▸ INSTRUCTION
Collect all lines containing the word "large" from the data.

▸ GIVEN RECORDS
-=-=-=-=-

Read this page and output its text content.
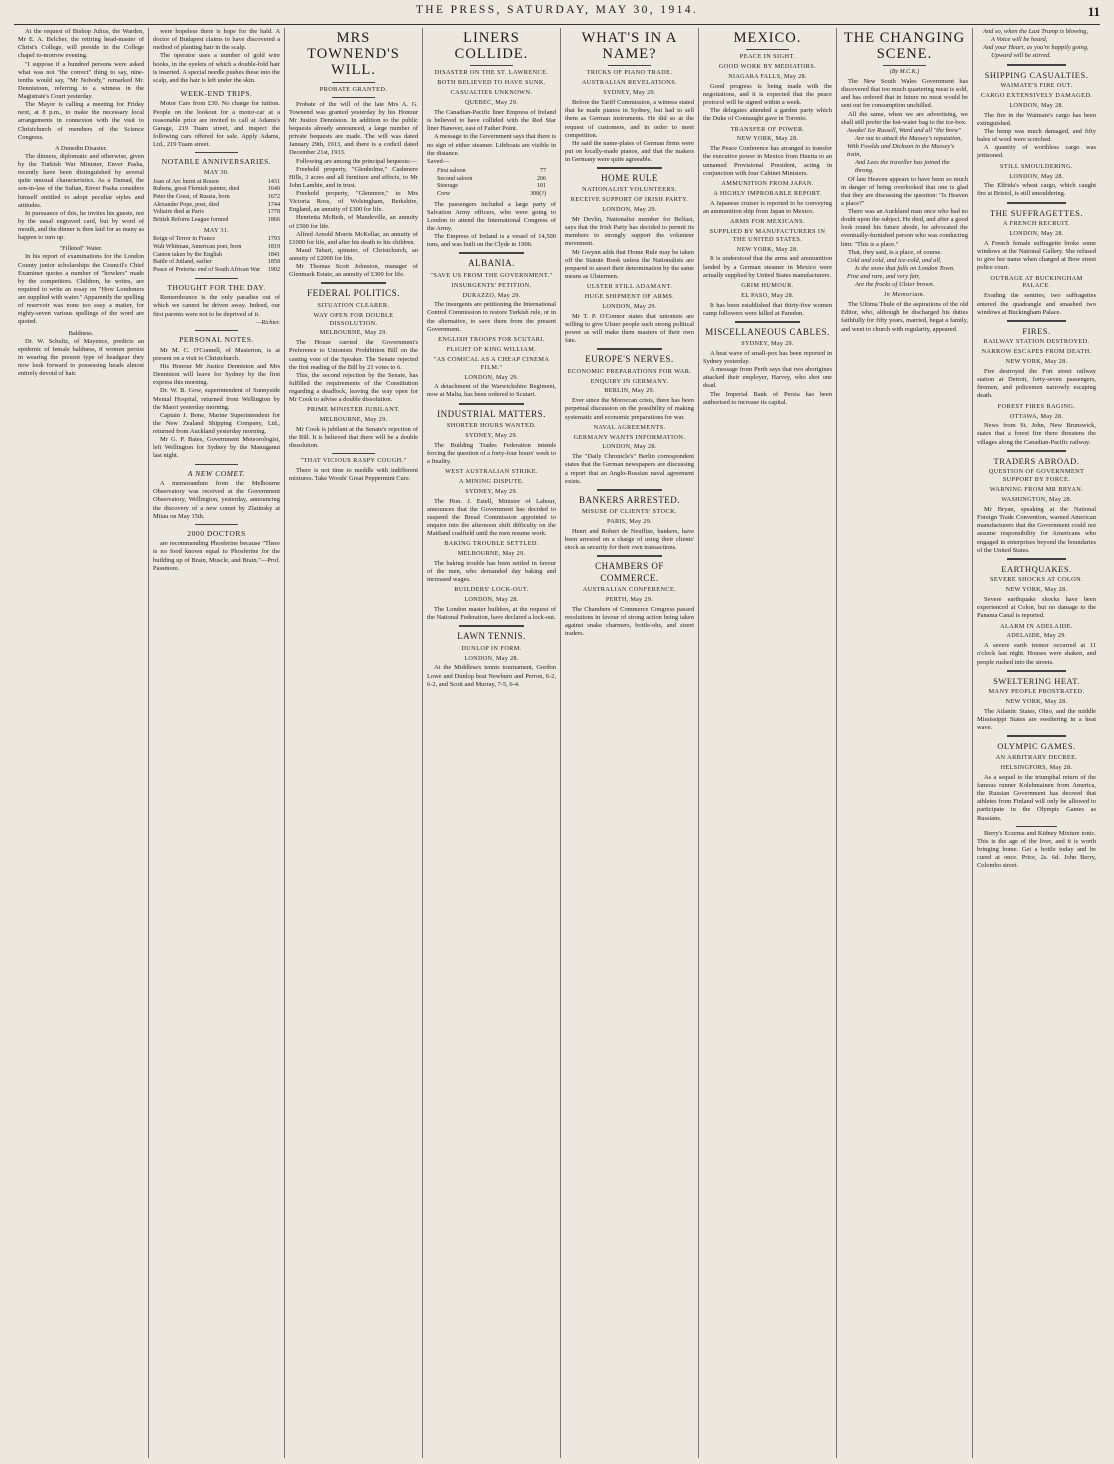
THE PRESS, SATURDAY, MAY 30, 1914.	11

At the request of Bishop Julius, the Warden, Mr E. A. Belcher, the retiring head-master of Christ's College, will preside in the College chapel to-morrow evening.

"I suppose if a hundred persons were asked what was not "the correct" thing to say, nine-tenths would say, "Mr Nobody," remarked Mr. Dennistoun, referring to a witness in the Magistrate's Court yesterday.

The Mayor is calling a meeting for Friday next, at 8 p.m., to make the necessary local arrangements in connexion with the visit to Christchurch of members of the Science Congress.

A Dunedin Disaster.

The dinners, diplomatic and otherwise, given by the Turkish War Minister, Enver Pasha, recently have been distinguished by several quite unusual characteristics. As a Damad, the son-in-law of the Sultan, Enver Pasha considers himself entitled to adopt peculiar styles and attitudes.

In pursuance of this, he invites his guests, not by the usual engraved card, but by word of mouth, and the dinner is then laid for as many as happen to turn up.

"Filleted" Water.

In his report of examinations for the London County junior scholarships the Council's Chief Examiner quotes a number of "howlers" made by the competitors. Children, he writes, are required to write an essay on "How Londoners are supplied with water." Apparently the spelling of reservoir was none too easy a matter, for eighty-seven various spellings of the word are quoted.

Baldness.

Dr. W. Schultz, of Mayence, predicts an epidemic of female baldness, if women persist in wearing the present type of headgear they now look forward to possessing heads almost entirely devoid of hair.

were hopeless there is hope for the bald. A doctor of Budapest claims to have discovered a method of planting hair in the scalp.

The operator uses a number of gold wire hooks, in the eyelets of which a double-fold hair is inserted. A special needle pushes these into the scalp, and the hair is left under the skin.

WEEK-END TRIPS.

Motor Cars from £30. No charge for tuition. People on the lookout for a motor-car at a reasonable price are invited to call at Adams's Garage, 219 Tuam street, and inspect the following cars offered for sale. Apply Adams, Ltd., 219 Tuam street.

NOTABLE ANNIVERSARIES.
MAY 30.
Joan of Arc burnt at Rouen	1431
Rubens, great Flemish painter, died	1640
Peter the Great, of Russia, born	1672
Alexander Pope, poet, died	1744
Voltaire died at Paris	1778
British Reform League formed	1866
MAY 31.
Reign of Terror in France	1793
Walt Whitman, American poet, born	1819
Canton taken by the English	1841
Battle of Jutland, earlier	1858
Peace of Pretoria: end of South African War 1902
THOUGHT FOR THE DAY.

Remembrance is the only paradise out of which we cannot be driven away. Indeed, our first parents were not to be deprived of it.

—Richter.
PERSONAL NOTES.

Mr M. C. O'Connell, of Masterton, is at present on a visit to Christchurch.

His Honour Mr Justice Denniston and Mrs Denniston will leave for Sydney by the first express this morning.

Dr. W. B. Gow, superintendent of Sunnyside Mental Hospital, returned from Wellington by the Maori yesterday morning.

Captain J. Bone, Marine Superintendent for the New Zealand Shipping Company, Ltd., returned from Auckland yesterday morning.

Mr G. P. Bates, Government Meteorologist, left Wellington for Sydney by the Manuganui last night.

A NEW COMET.

A memorandum from the Melbourne Observatory was received at the Government Observatory, Wellington, yesterday, announcing the discovery of a new comet by Zlatinsky at Mitau on May 15th.

2000 DOCTORS

are recommending Phosferine because "There is no food known equal to Phosferine for the building up of Brain, Muscle, and Brain."—Prof. Passmore.

MRS TOWNEND'S WILL.
PROBATE GRANTED.

Probate of the will of the late Mrs A. G. Townend was granted yesterday by his Honour Mr Justice Denniston. In addition to the public bequests already announced, a large number of private bequests are made. The will was dated January 29th, 1913, and there is a codicil dated December 21st, 1913.

Following are among the principal bequests:—

Freehold property, "Glenholme," Cashmere Hills, 3 acres and all furniture and effects, to Mr John Lambie, and in trust.

Freehold property, "Glenmore," to Mrs Victoria Ross, of Wolsingham, Berkshire, England, an annuity of £300 for life.

Henrietta McBeth, of Mandeville, an annuity of £500 for life.

Alfred Arnold Morris McKellar, an annuity of £1000 for life, and after his death to his children.

Maud Tabart, spinster, of Christchurch, an annuity of £2000 for life.

Mr Thomas Scott Johnston, manager of Glenmark Estate, an annuity of £300 for life.

FEDERAL POLITICS.
SITUATION CLEARER.
WAY OPEN FOR DOUBLE DISSOLUTION.
MELBOURNE, May 29.

The House carried the Government's Preference to Unionists Prohibition Bill on the casting vote of the Speaker. The Senate rejected the first reading of the Bill by 21 votes to 6.

This, the second rejection by the Senate, has fulfilled the requirements of the Constitution regarding a deadlock, leaving the way open for Mr Cook to advise a double dissolution.

PRIME MINISTER JUBILANT.
MELBOURNE, May 29.

Mr Cook is jubilant at the Senate's rejection of the Bill. It is believed that there will be a double dissolution.

"THAT VICIOUS RASPY COUGH."

There is not time to meddle with indifferent mixtures. Take Woods' Great Peppermint Cure.

LINERS COLLIDE.
DISASTER ON THE ST. LAWRENCE.
BOTH BELIEVED TO HAVE SUNK.
CASUALTIES UNKNOWN.
QUEBEC, May 29.

The Canadian-Pacific liner Empress of Ireland is believed to have collided with the Red Star liner Hanover, east of Father Point.

A message to the Government says that there is no sign of either steamer. Lifeboats are visible in the distance.

Saved—

First saloon	77
Second saloon	206
Steerage	101
Crew	300(?)

The passengers included a large party of Salvation Army officers, who were going to London to attend the International Congress of the Army.

The Empress of Ireland is a vessel of 14,500 tons, and was built on the Clyde in 1906.

ALBANIA.
"SAVE US FROM THE GOVERNMENT."
INSURGENTS' PETITION.
DURAZZO, May 29.

The insurgents are petitioning the International Control Commission to restore Turkish rule, or in the alternative, to save them from the present Government.

ENGLISH TROOPS FOR SCUTARI.
FLIGHT OF KING WILLIAM.
"AS COMICAL AS A CHEAP CINEMA FILM."
LONDON, May 29.

A detachment of the Warwickshire Regiment, now at Malta, has been ordered to Scutari.

INDUSTRIAL MATTERS.
SHORTER HOURS WANTED.
SYDNEY, May 29.

The Building Trades Federation intends forcing the question of a forty-four hours' week to a finality.

WEST AUSTRALIAN STRIKE.
A MINING DISPUTE.
SYDNEY, May 29.

The Hon. J. Estell, Minister of Labour, announces that the Government has decided to suspend the Bread Commission appointed to enquire into the afternoon shift difficulty on the Maitland coalfield until the men resume work.

BAKING TROUBLE SETTLED.
MELBOURNE, May 29.

The baking trouble has been settled in favour of the men, who demanded day baking and increased wages.

BUILDERS' LOCK-OUT.
LONDON, May 28.

The London master builders, at the request of the National Federation, have declared a lock-out.

LAWN TENNIS.
DUNLOP IN FORM.
LONDON, May 28.

At the Middlesex tennis tournament, Gordon Lowe and Dunlop beat Newburn and Perron, 6-2, 6-2, and Scott and Murray, 7-5, 6-4.

WHAT'S IN A NAME?
TRICKS OF PIANO TRADE.
AUSTRALIAN REVELATIONS.
SYDNEY, May 29.

Before the Tariff Commission, a witness stated that he made pianos in Sydney, but had to sell them as German instruments. He did so at the request of customers, and in order to meet competition.

He said the name-plates of German firms were put on locally-made pianos, and that the makers in Germany were quite agreeable.

HOME RULE
NATIONALIST VOLUNTEERS.
RECEIVE SUPPORT OF IRISH PARTY.
LONDON, May 29.

Mr Devlin, Nationalist member for Belfast, says that the Irish Party has decided to permit its members to strongly support the volunteer movement.

Mr Gwynn adds that Home Rule may be taken off the Statute Book unless the Nationalists are prepared to assert their determination by the same means as Ulstermen.

ULSTER STILL ADAMANT.
HUGE SHIPMENT OF ARMS.
LONDON, May 29.

Mr T. P. O'Connor states that unionists are willing to give Ulster people such strong political power as will make them masters of their own fate.

EUROPE'S NERVES.
ECONOMIC PREPARATIONS FOR WAR.
ENQUIRY IN GERMANY.
BERLIN, May 29.

Ever since the Moroccan crisis, there has been perpetual discussion on the possibility of making systematic and economic preparations for war.

NAVAL AGREEMENTS.
GERMANY WANTS INFORMATION.
LONDON, May 28.

The "Daily Chronicle's" Berlin correspondent states that the German newspapers are discussing a report that an Anglo-Russian naval agreement exists.

BANKERS ARRESTED.
MISUSE OF CLIENTS' STOCK.
PARIS, May 29.

Henri and Robert de Neuflize, bankers, have been arrested on a charge of using their clients' stock as security for their own transactions.

CHAMBERS OF COMMERCE.
AUSTRALIAN CONFERENCE.
PERTH, May 29.

The Chambers of Commerce Congress passed resolutions in favour of strong action being taken against snake charmers, bottle-ohs, and street traders.

MEXICO.
PEACE IN SIGHT.
GOOD WORK BY MEDIATORS.
NIAGARA FALLS, May 28.

Good progress is being made with the negotiations, and it is expected that the peace protocol will be signed within a week.

The delegates attended a garden party which the Duke of Connaught gave in Toronto.

TRANSFER OF POWER.
NEW YORK, May 28.

The Peace Conference has arranged to transfer the executive power in Mexico from Huerta to an unnamed Provisional President, acting in conjunction with four Cabinet Ministers.

AMMUNITION FROM JAPAN.
A HIGHLY IMPROBABLE REPORT.

A Japanese cruiser is reported to be conveying an ammunition ship from Japan to Mexico.

ARMS FOR MEXICANS.
SUPPLIED BY MANUFACTURERS IN THE UNITED STATES.
NEW YORK, May 28.

It is understood that the arms and ammunition landed by a German steamer in Mexico were actually supplied by United States manufacturers.

GRIM HUMOUR.
EL PASO, May 28.

It has been established that thirty-five women camp followers were killed at Paredon.

MISCELLANEOUS CABLES.
SYDNEY, May 29.

A heat wave of small-pox has been reported in Sydney yesterday.

A message from Perth says that two aborigines attacked their employer, Harvey, who shot one dead.

The Imperial Bank of Persia has been authorised to increase its capital.

THE CHANGING SCENE.
(By M.C.K.)

The New South Wales Government has discovered that too much quartering meat is sold, and has ordered that in future no meat would be sent out for consumption unchilled.

All the same, when we are advertising, we shall still prefer the hot-water bag to the ice-box.

Awake! Ice Russell, Ward and all "the brew"
Are out to attack the Massey's reputation,
With Fowlds and Dickson in the Massey's train,
And Lees the traveller has joined the throng.

Of late Heaven appears to have been so much in danger of being overlooked that one is glad that they are discussing the question: "Is Heaven a place?"

There was an Auckland man once who had no doubt upon the subject. He died, and after a good look round his future abode, he advocated the eventually-furnished person who was conducting him: "This is a place."

That, they said, is a place, of course.

Cold and cold, and ice-cold, and all,
Is the snow that falls on London Town.
Fine and rare, and very fair,
Are the frocks of Ulster brown.
In Memoriam.

The Ultima Thule of the aspirations of the old Editor, who, although he discharged his duties faithfully for fifty years, married, begat a family, and went to church with regularity, appeared.

And so, when the Last Trump is blowing,
A Voice will be heard,
And your Heart, as you're happily going,
Upward will be stirred.
SHIPPING CASUALTIES.
WAIMATE'S FIRE OUT.
CARGO EXTENSIVELY DAMAGED.
LONDON, May 28.

The fire in the Waimate's cargo has been extinguished.

The hemp was much damaged, and fifty bales of wool were scorched.

A quantity of worthless cargo was jettisoned.

STILL SMOULDERING.
LONDON, May 28.

The Elfrida's wheat cargo, which caught fire at Bristol, is still smouldering.

THE SUFFRAGETTES.
A FRENCH RECRUIT.
LONDON, May 28.

A French female suffragette broke some windows at the National Gallery. She refused to give her name when charged at Bow street police court.

OUTRAGE AT BUCKINGHAM PALACE.

Evading the sentries, two suffragettes entered the quadrangle and smashed two windows at Buckingham Palace.

FIRES.
RAILWAY STATION DESTROYED.
NARROW ESCAPES FROM DEATH.
NEW YORK, May 28.

Fire destroyed the Fort street railway station at Detroit, forty-seven passengers, firemen, and policemen narrowly escaping death.

FOREST FIRES RAGING.
OTTAWA, May 28.

News from St. John, New Brunswick, states that a forest fire there threatens the villages along the Canadian-Pacific railway.

TRADERS ABROAD.
QUESTION OF GOVERNMENT SUPPORT BY FORCE.
WARNING FROM MR BRYAN.
WASHINGTON, May 28.

Mr Bryan, speaking at the National Foreign Trade Convention, warned American manufacturers that the Government could not assume responsibility for Americans who engaged in enterprises beyond the boundaries of the United States.

EARTHQUAKES.
SEVERE SHOCKS AT COLON.
NEW YORK, May 28.

Severe earthquake shocks have been experienced at Colon, but no damage to the Panama Canal is reported.

ALARM IN ADELAIDE.
ADELAIDE, May 29.

A severe earth tremor occurred at 11 o'clock last night. Houses were shaken, and people rushed into the streets.

SWELTERING HEAT.
MANY PEOPLE PROSTRATED.
NEW YORK, May 28.

The Atlantic States, Ohio, and the middle Mississippi States are sweltering in a heat wave.

OLYMPIC GAMES.
AN ARBITRARY DECREE.
HELSINGFORS, May 28.

As a sequel to the triumphal return of the famous runner Kolehmainen from America, the Russian Government has decreed that athletes from Finland will only be allowed to participate in the Olympic Games as Russians.

Berry's Eczema and Kidney Mixture tonic. This is the age of the liver, and it is worth bringing home. Get a bottle today and be cured at once. Price, 2s. 6d. John Berry, Colombo street.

-=-=-=-=-

▸ WRITTEN RESPONSE
Probate of the will of the late Mrs A. G. Townend was granted yesterday by his Honour Mr Justice Denniston. In addition to the public bequests already announced, a large number of private bequests are made. The will was dated January 29th, 1913, and there is a codicil dated December 21st, 1913.
The passengers included a large party of Salvation Army officers, who were going to London to attend the International Congress of the Army.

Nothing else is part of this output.